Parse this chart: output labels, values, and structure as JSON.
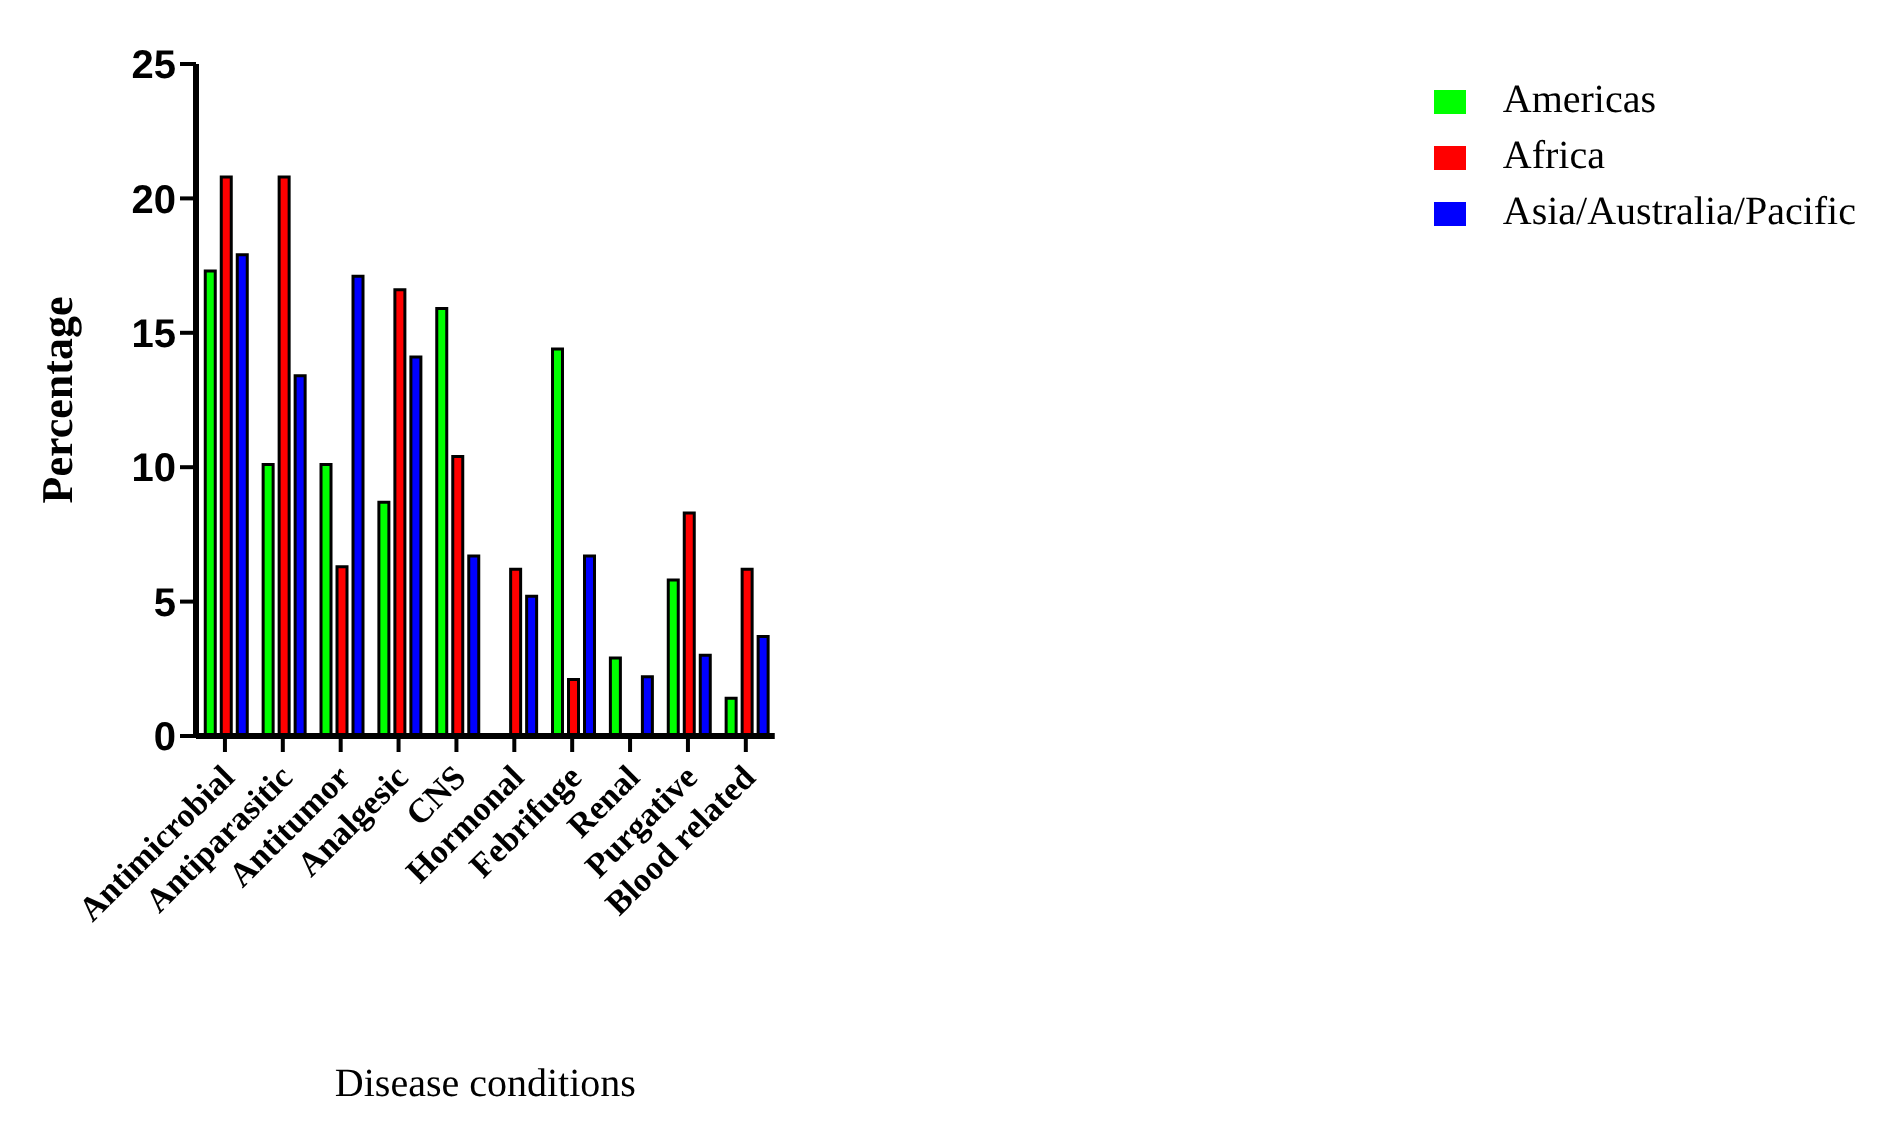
{
  "chart_data": {
    "type": "bar",
    "xlabel": "Disease conditions",
    "ylabel": "Percentage",
    "categories": [
      "Antimicrobial",
      "Antiparasitic",
      "Antitumor",
      "Analgesic",
      "CNS",
      "Hormonal",
      "Febrifuge",
      "Renal",
      "Purgative",
      "Blood related"
    ],
    "series": [
      {
        "name": "Americas",
        "color": "#00ff00",
        "values": [
          17.3,
          10.1,
          10.1,
          8.7,
          15.9,
          null,
          14.4,
          2.9,
          5.8,
          1.4
        ]
      },
      {
        "name": "Africa",
        "color": "#ff0000",
        "values": [
          20.8,
          20.8,
          6.3,
          16.6,
          10.4,
          6.2,
          2.1,
          null,
          8.3,
          6.2
        ]
      },
      {
        "name": "Asia/Australia/Pacific",
        "color": "#0000ff",
        "values": [
          17.9,
          13.4,
          17.1,
          14.1,
          6.7,
          5.2,
          6.7,
          2.2,
          3.0,
          3.7
        ]
      }
    ],
    "ylim": [
      0,
      25
    ],
    "yticks": [
      0,
      5,
      10,
      15,
      20,
      25
    ],
    "grid": false,
    "legend": "top right"
  }
}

══════════════════════════════

ACTIVITY: Would you please copy the material exactly, leaving all the pictures out?

EXPECTED ANSWER:
Parse this chart: output labels, values, and structure as JSON.
{
  "chart_data": {
    "type": "bar",
    "xlabel": "Disease conditions",
    "ylabel": "Percentage",
    "categories": [
      "Antimicrobial",
      "Antiparasitic",
      "Antitumor",
      "Analgesic",
      "CNS",
      "Hormonal",
      "Febrifuge",
      "Renal",
      "Purgative",
      "Blood related"
    ],
    "series": [
      {
        "name": "Americas",
        "color": "#00ff00",
        "values": [
          17.3,
          10.1,
          10.1,
          8.7,
          15.9,
          null,
          14.4,
          2.9,
          5.8,
          1.4
        ]
      },
      {
        "name": "Africa",
        "color": "#ff0000",
        "values": [
          20.8,
          20.8,
          6.3,
          16.6,
          10.4,
          6.2,
          2.1,
          null,
          8.3,
          6.2
        ]
      },
      {
        "name": "Asia/Australia/Pacific",
        "color": "#0000ff",
        "values": [
          17.9,
          13.4,
          17.1,
          14.1,
          6.7,
          5.2,
          6.7,
          2.2,
          3.0,
          3.7
        ]
      }
    ],
    "ylim": [
      0,
      25
    ],
    "yticks": [
      0,
      5,
      10,
      15,
      20,
      25
    ],
    "grid": false,
    "legend": "top right"
  }
}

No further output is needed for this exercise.